* [Supplied records]
═══

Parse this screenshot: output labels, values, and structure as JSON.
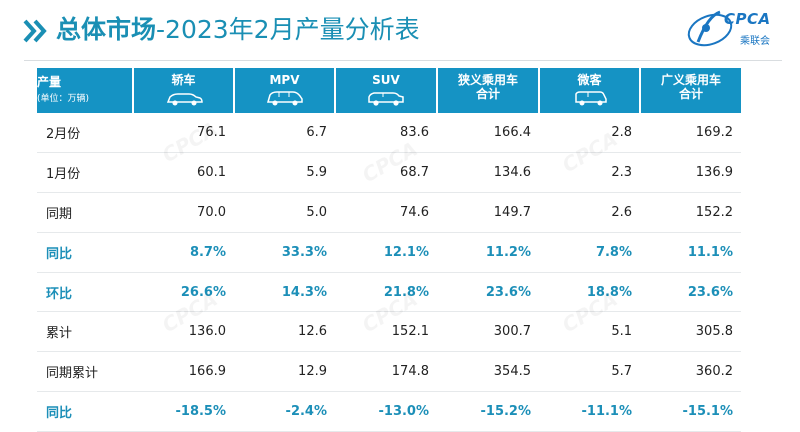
{
  "header": {
    "title_bold": "总体市场",
    "title_rest": "-2023年2月产量分析表",
    "logo_text": "CPCA",
    "logo_sub": "乘联会",
    "accent_color": "#1593c4"
  },
  "table": {
    "corner_label": "产量",
    "corner_unit": "(单位：万辆)",
    "columns": [
      {
        "label": "轿车",
        "icon": "sedan-car-icon"
      },
      {
        "label": "MPV",
        "icon": "mpv-car-icon"
      },
      {
        "label": "SUV",
        "icon": "suv-car-icon"
      },
      {
        "label": "狭义乘用车\n合计",
        "icon": ""
      },
      {
        "label": "微客",
        "icon": "microvan-car-icon"
      },
      {
        "label": "广义乘用车\n合计",
        "icon": ""
      }
    ],
    "rows": [
      {
        "label": "2月份",
        "values": [
          "76.1",
          "6.7",
          "83.6",
          "166.4",
          "2.8",
          "169.2"
        ],
        "pct": false
      },
      {
        "label": "1月份",
        "values": [
          "60.1",
          "5.9",
          "68.7",
          "134.6",
          "2.3",
          "136.9"
        ],
        "pct": false
      },
      {
        "label": "同期",
        "values": [
          "70.0",
          "5.0",
          "74.6",
          "149.7",
          "2.6",
          "152.2"
        ],
        "pct": false
      },
      {
        "label": "同比",
        "values": [
          "8.7%",
          "33.3%",
          "12.1%",
          "11.2%",
          "7.8%",
          "11.1%"
        ],
        "pct": true
      },
      {
        "label": "环比",
        "values": [
          "26.6%",
          "14.3%",
          "21.8%",
          "23.6%",
          "18.8%",
          "23.6%"
        ],
        "pct": true
      },
      {
        "label": "累计",
        "values": [
          "136.0",
          "12.6",
          "152.1",
          "300.7",
          "5.1",
          "305.8"
        ],
        "pct": false
      },
      {
        "label": "同期累计",
        "values": [
          "166.9",
          "12.9",
          "174.8",
          "354.5",
          "5.7",
          "360.2"
        ],
        "pct": false
      },
      {
        "label": "同比",
        "values": [
          "-18.5%",
          "-2.4%",
          "-13.0%",
          "-15.2%",
          "-11.1%",
          "-15.1%"
        ],
        "pct": true
      }
    ]
  }
}
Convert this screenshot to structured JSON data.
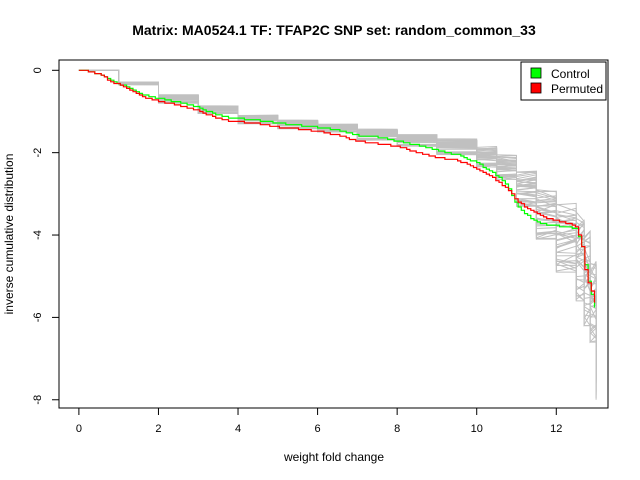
{
  "chart_data": {
    "type": "line",
    "title": "Matrix: MA0524.1 TF: TFAP2C SNP set: random_common_33",
    "xlabel": "weight fold change",
    "ylabel": "inverse cumulative distribution",
    "xlim": [
      -0.5,
      13.3
    ],
    "ylim": [
      -8.2,
      0.25
    ],
    "x_ticks": [
      0,
      2,
      4,
      6,
      8,
      10,
      12
    ],
    "x_tick_labels": [
      "0",
      "2",
      "4",
      "6",
      "8",
      "10",
      "12"
    ],
    "y_ticks": [
      0,
      -2,
      -4,
      -6,
      -8
    ],
    "y_tick_labels": [
      "0",
      "-2",
      "-4",
      "-6",
      "-8"
    ],
    "grid": false,
    "legend_position": "top-right",
    "series": [
      {
        "name": "Control",
        "color": "#00ff00",
        "x": [
          0,
          0.3,
          0.5,
          0.8,
          1.0,
          1.3,
          1.6,
          2.0,
          2.5,
          3.0,
          3.3,
          3.6,
          4.0,
          4.5,
          5.0,
          5.5,
          6.0,
          6.5,
          7.0,
          7.5,
          8.0,
          8.5,
          9.0,
          9.5,
          10.0,
          10.3,
          10.6,
          10.8,
          11.0,
          11.2,
          11.5,
          11.8,
          12.0,
          12.3,
          12.5,
          12.65,
          12.75,
          12.85,
          12.95,
          13.0
        ],
        "y": [
          0,
          -0.03,
          -0.1,
          -0.25,
          -0.33,
          -0.45,
          -0.58,
          -0.68,
          -0.78,
          -0.9,
          -1.02,
          -1.12,
          -1.17,
          -1.22,
          -1.28,
          -1.33,
          -1.38,
          -1.45,
          -1.58,
          -1.62,
          -1.72,
          -1.82,
          -1.95,
          -2.05,
          -2.25,
          -2.42,
          -2.62,
          -2.88,
          -3.3,
          -3.48,
          -3.68,
          -3.75,
          -3.78,
          -3.8,
          -3.85,
          -4.3,
          -4.9,
          -5.3,
          -5.7,
          -6.05
        ]
      },
      {
        "name": "Permuted",
        "color": "#ff0000",
        "x": [
          0,
          0.3,
          0.5,
          0.8,
          1.0,
          1.3,
          1.6,
          2.0,
          2.5,
          3.0,
          3.3,
          3.6,
          4.0,
          4.5,
          5.0,
          5.5,
          6.0,
          6.5,
          7.0,
          7.5,
          8.0,
          8.5,
          9.0,
          9.5,
          10.0,
          10.3,
          10.6,
          10.8,
          11.0,
          11.2,
          11.5,
          11.8,
          12.0,
          12.3,
          12.5,
          12.65,
          12.75,
          12.85,
          12.95,
          13.0
        ],
        "y": [
          0,
          -0.03,
          -0.1,
          -0.27,
          -0.35,
          -0.5,
          -0.65,
          -0.75,
          -0.85,
          -0.98,
          -1.1,
          -1.2,
          -1.25,
          -1.3,
          -1.38,
          -1.42,
          -1.48,
          -1.58,
          -1.72,
          -1.78,
          -1.85,
          -2.0,
          -2.12,
          -2.18,
          -2.4,
          -2.55,
          -2.75,
          -2.92,
          -3.15,
          -3.3,
          -3.48,
          -3.6,
          -3.65,
          -3.72,
          -3.8,
          -4.3,
          -5.05,
          -5.25,
          -5.55,
          -5.95
        ]
      }
    ],
    "background_series": {
      "color": "#c0c0c0",
      "count": 40,
      "x": [
        0,
        1.0,
        2.0,
        3.0,
        4.0,
        5.0,
        6.0,
        7.0,
        8.0,
        9.0,
        10.0,
        10.5,
        11.0,
        11.5,
        12.0,
        12.5,
        12.7,
        12.85,
        13.0
      ],
      "y_min": [
        0,
        -0.35,
        -0.8,
        -1.05,
        -1.3,
        -1.42,
        -1.5,
        -1.7,
        -1.85,
        -2.05,
        -2.35,
        -2.65,
        -3.3,
        -4.1,
        -4.9,
        -5.6,
        -6.2,
        -6.6,
        -8.0
      ],
      "y_max": [
        0,
        -0.28,
        -0.58,
        -0.85,
        -1.08,
        -1.2,
        -1.3,
        -1.42,
        -1.55,
        -1.65,
        -1.85,
        -2.05,
        -2.45,
        -2.9,
        -3.2,
        -3.4,
        -3.8,
        -4.6,
        -5.6
      ]
    }
  },
  "legend": {
    "items": [
      {
        "label": "Control",
        "color": "#00ff00"
      },
      {
        "label": "Permuted",
        "color": "#ff0000"
      }
    ]
  }
}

═══

* [What is asked] Restate each entry word for word, leaving out any pictures.

* [Reply]
Parse this screenshot: output labels, values, and structure as JSON.
{
  "header": {
    "title_bold": "总体市场",
    "title_rest": "-2023年2月产量分析表",
    "logo_text": "CPCA",
    "logo_sub": "乘联会",
    "accent_color": "#1593c4"
  },
  "table": {
    "corner_label": "产量",
    "corner_unit": "(单位：万辆)",
    "columns": [
      {
        "label": "轿车",
        "icon": "sedan-car-icon"
      },
      {
        "label": "MPV",
        "icon": "mpv-car-icon"
      },
      {
        "label": "SUV",
        "icon": "suv-car-icon"
      },
      {
        "label": "狭义乘用车\n合计",
        "icon": ""
      },
      {
        "label": "微客",
        "icon": "microvan-car-icon"
      },
      {
        "label": "广义乘用车\n合计",
        "icon": ""
      }
    ],
    "rows": [
      {
        "label": "2月份",
        "values": [
          "76.1",
          "6.7",
          "83.6",
          "166.4",
          "2.8",
          "169.2"
        ],
        "pct": false
      },
      {
        "label": "1月份",
        "values": [
          "60.1",
          "5.9",
          "68.7",
          "134.6",
          "2.3",
          "136.9"
        ],
        "pct": false
      },
      {
        "label": "同期",
        "values": [
          "70.0",
          "5.0",
          "74.6",
          "149.7",
          "2.6",
          "152.2"
        ],
        "pct": false
      },
      {
        "label": "同比",
        "values": [
          "8.7%",
          "33.3%",
          "12.1%",
          "11.2%",
          "7.8%",
          "11.1%"
        ],
        "pct": true
      },
      {
        "label": "环比",
        "values": [
          "26.6%",
          "14.3%",
          "21.8%",
          "23.6%",
          "18.8%",
          "23.6%"
        ],
        "pct": true
      },
      {
        "label": "累计",
        "values": [
          "136.0",
          "12.6",
          "152.1",
          "300.7",
          "5.1",
          "305.8"
        ],
        "pct": false
      },
      {
        "label": "同期累计",
        "values": [
          "166.9",
          "12.9",
          "174.8",
          "354.5",
          "5.7",
          "360.2"
        ],
        "pct": false
      },
      {
        "label": "同比",
        "values": [
          "-18.5%",
          "-2.4%",
          "-13.0%",
          "-15.2%",
          "-11.1%",
          "-15.1%"
        ],
        "pct": true
      }
    ]
  }
}
Convert this screenshot to structured JSON data.
{
  "chart_data": {
    "type": "line",
    "title": "Matrix: MA0524.1 TF: TFAP2C SNP set: random_common_33",
    "xlabel": "weight fold change",
    "ylabel": "inverse cumulative distribution",
    "xlim": [
      -0.5,
      13.3
    ],
    "ylim": [
      -8.2,
      0.25
    ],
    "x_ticks": [
      0,
      2,
      4,
      6,
      8,
      10,
      12
    ],
    "x_tick_labels": [
      "0",
      "2",
      "4",
      "6",
      "8",
      "10",
      "12"
    ],
    "y_ticks": [
      0,
      -2,
      -4,
      -6,
      -8
    ],
    "y_tick_labels": [
      "0",
      "-2",
      "-4",
      "-6",
      "-8"
    ],
    "grid": false,
    "legend_position": "top-right",
    "series": [
      {
        "name": "Control",
        "color": "#00ff00",
        "x": [
          0,
          0.3,
          0.5,
          0.8,
          1.0,
          1.3,
          1.6,
          2.0,
          2.5,
          3.0,
          3.3,
          3.6,
          4.0,
          4.5,
          5.0,
          5.5,
          6.0,
          6.5,
          7.0,
          7.5,
          8.0,
          8.5,
          9.0,
          9.5,
          10.0,
          10.3,
          10.6,
          10.8,
          11.0,
          11.2,
          11.5,
          11.8,
          12.0,
          12.3,
          12.5,
          12.65,
          12.75,
          12.85,
          12.95,
          13.0
        ],
        "y": [
          0,
          -0.03,
          -0.1,
          -0.25,
          -0.33,
          -0.45,
          -0.58,
          -0.68,
          -0.78,
          -0.9,
          -1.02,
          -1.12,
          -1.17,
          -1.22,
          -1.28,
          -1.33,
          -1.38,
          -1.45,
          -1.58,
          -1.62,
          -1.72,
          -1.82,
          -1.95,
          -2.05,
          -2.25,
          -2.42,
          -2.62,
          -2.88,
          -3.3,
          -3.48,
          -3.68,
          -3.75,
          -3.78,
          -3.8,
          -3.85,
          -4.3,
          -4.9,
          -5.3,
          -5.7,
          -6.05
        ]
      },
      {
        "name": "Permuted",
        "color": "#ff0000",
        "x": [
          0,
          0.3,
          0.5,
          0.8,
          1.0,
          1.3,
          1.6,
          2.0,
          2.5,
          3.0,
          3.3,
          3.6,
          4.0,
          4.5,
          5.0,
          5.5,
          6.0,
          6.5,
          7.0,
          7.5,
          8.0,
          8.5,
          9.0,
          9.5,
          10.0,
          10.3,
          10.6,
          10.8,
          11.0,
          11.2,
          11.5,
          11.8,
          12.0,
          12.3,
          12.5,
          12.65,
          12.75,
          12.85,
          12.95,
          13.0
        ],
        "y": [
          0,
          -0.03,
          -0.1,
          -0.27,
          -0.35,
          -0.5,
          -0.65,
          -0.75,
          -0.85,
          -0.98,
          -1.1,
          -1.2,
          -1.25,
          -1.3,
          -1.38,
          -1.42,
          -1.48,
          -1.58,
          -1.72,
          -1.78,
          -1.85,
          -2.0,
          -2.12,
          -2.18,
          -2.4,
          -2.55,
          -2.75,
          -2.92,
          -3.15,
          -3.3,
          -3.48,
          -3.6,
          -3.65,
          -3.72,
          -3.8,
          -4.3,
          -5.05,
          -5.25,
          -5.55,
          -5.95
        ]
      }
    ],
    "background_series": {
      "color": "#c0c0c0",
      "count": 40,
      "x": [
        0,
        1.0,
        2.0,
        3.0,
        4.0,
        5.0,
        6.0,
        7.0,
        8.0,
        9.0,
        10.0,
        10.5,
        11.0,
        11.5,
        12.0,
        12.5,
        12.7,
        12.85,
        13.0
      ],
      "y_min": [
        0,
        -0.35,
        -0.8,
        -1.05,
        -1.3,
        -1.42,
        -1.5,
        -1.7,
        -1.85,
        -2.05,
        -2.35,
        -2.65,
        -3.3,
        -4.1,
        -4.9,
        -5.6,
        -6.2,
        -6.6,
        -8.0
      ],
      "y_max": [
        0,
        -0.28,
        -0.58,
        -0.85,
        -1.08,
        -1.2,
        -1.3,
        -1.42,
        -1.55,
        -1.65,
        -1.85,
        -2.05,
        -2.45,
        -2.9,
        -3.2,
        -3.4,
        -3.8,
        -4.6,
        -5.6
      ]
    }
  },
  "legend": {
    "items": [
      {
        "label": "Control",
        "color": "#00ff00"
      },
      {
        "label": "Permuted",
        "color": "#ff0000"
      }
    ]
  }
}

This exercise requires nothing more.